** What needs to be done **
Extract every line of the material that holds the string "называется".

● ● ●

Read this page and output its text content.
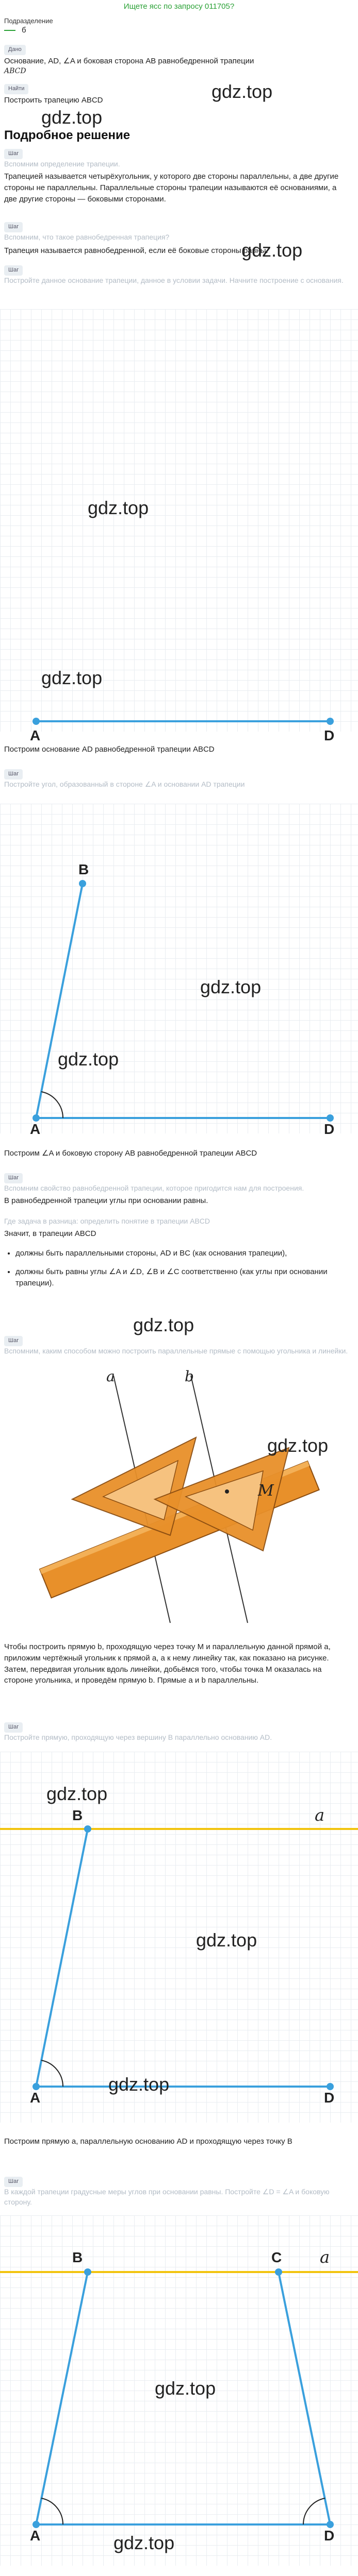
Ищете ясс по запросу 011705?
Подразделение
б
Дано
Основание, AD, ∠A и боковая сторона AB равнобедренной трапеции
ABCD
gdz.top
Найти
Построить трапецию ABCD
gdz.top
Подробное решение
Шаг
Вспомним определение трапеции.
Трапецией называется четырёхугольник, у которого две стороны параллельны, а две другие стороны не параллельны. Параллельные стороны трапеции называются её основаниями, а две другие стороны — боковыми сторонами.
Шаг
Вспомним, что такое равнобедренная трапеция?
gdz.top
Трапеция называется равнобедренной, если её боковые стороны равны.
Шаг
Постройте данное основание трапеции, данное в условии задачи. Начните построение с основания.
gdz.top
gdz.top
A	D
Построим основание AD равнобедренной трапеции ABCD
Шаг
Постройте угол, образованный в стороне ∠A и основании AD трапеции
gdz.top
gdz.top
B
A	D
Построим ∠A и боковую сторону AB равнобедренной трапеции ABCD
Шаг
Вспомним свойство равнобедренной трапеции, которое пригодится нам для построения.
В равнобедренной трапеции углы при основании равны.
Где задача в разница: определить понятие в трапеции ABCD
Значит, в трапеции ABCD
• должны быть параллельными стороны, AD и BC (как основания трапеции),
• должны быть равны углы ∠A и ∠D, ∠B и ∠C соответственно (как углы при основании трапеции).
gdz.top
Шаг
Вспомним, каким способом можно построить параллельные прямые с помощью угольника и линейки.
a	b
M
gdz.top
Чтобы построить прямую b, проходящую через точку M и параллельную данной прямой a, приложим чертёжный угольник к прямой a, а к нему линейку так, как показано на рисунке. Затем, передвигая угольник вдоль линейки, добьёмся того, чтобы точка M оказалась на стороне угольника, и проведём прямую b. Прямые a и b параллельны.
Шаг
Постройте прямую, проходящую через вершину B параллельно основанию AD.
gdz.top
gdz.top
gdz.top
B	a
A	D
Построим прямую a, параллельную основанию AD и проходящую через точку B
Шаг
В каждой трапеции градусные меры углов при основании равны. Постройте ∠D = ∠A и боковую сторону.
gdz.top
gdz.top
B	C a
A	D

● ● ●

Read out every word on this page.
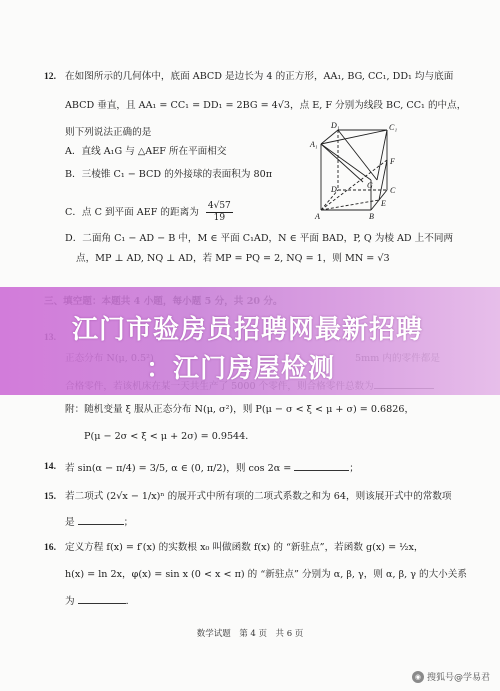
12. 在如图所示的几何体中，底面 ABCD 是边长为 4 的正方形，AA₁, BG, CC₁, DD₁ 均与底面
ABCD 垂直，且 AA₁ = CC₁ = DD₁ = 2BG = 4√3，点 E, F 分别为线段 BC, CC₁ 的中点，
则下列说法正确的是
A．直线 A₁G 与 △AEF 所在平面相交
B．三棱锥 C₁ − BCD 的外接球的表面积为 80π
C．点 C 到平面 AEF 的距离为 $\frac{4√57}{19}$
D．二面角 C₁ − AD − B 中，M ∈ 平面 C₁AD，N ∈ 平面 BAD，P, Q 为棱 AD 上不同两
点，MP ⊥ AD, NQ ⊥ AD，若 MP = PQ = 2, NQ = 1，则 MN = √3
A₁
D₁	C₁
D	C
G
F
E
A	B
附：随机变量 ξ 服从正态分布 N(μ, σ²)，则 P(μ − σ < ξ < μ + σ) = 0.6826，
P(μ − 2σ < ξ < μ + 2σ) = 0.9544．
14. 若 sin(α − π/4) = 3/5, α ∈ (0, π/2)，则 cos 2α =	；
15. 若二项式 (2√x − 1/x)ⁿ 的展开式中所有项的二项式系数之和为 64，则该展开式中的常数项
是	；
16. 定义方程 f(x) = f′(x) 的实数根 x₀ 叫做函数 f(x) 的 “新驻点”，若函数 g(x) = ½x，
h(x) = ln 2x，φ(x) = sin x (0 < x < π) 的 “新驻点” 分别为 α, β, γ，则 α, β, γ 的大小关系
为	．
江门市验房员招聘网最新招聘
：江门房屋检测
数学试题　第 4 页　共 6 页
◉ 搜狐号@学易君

● ● ●

** Correct result **
Трапецией называется четырёхугольник, у которого две стороны параллельны, а две другие стороны не параллельны. Параллельные стороны трапеции называются её основаниями, а две другие стороны — боковыми сторонами.
Трапеция называется равнобедренной, если её боковые стороны равны.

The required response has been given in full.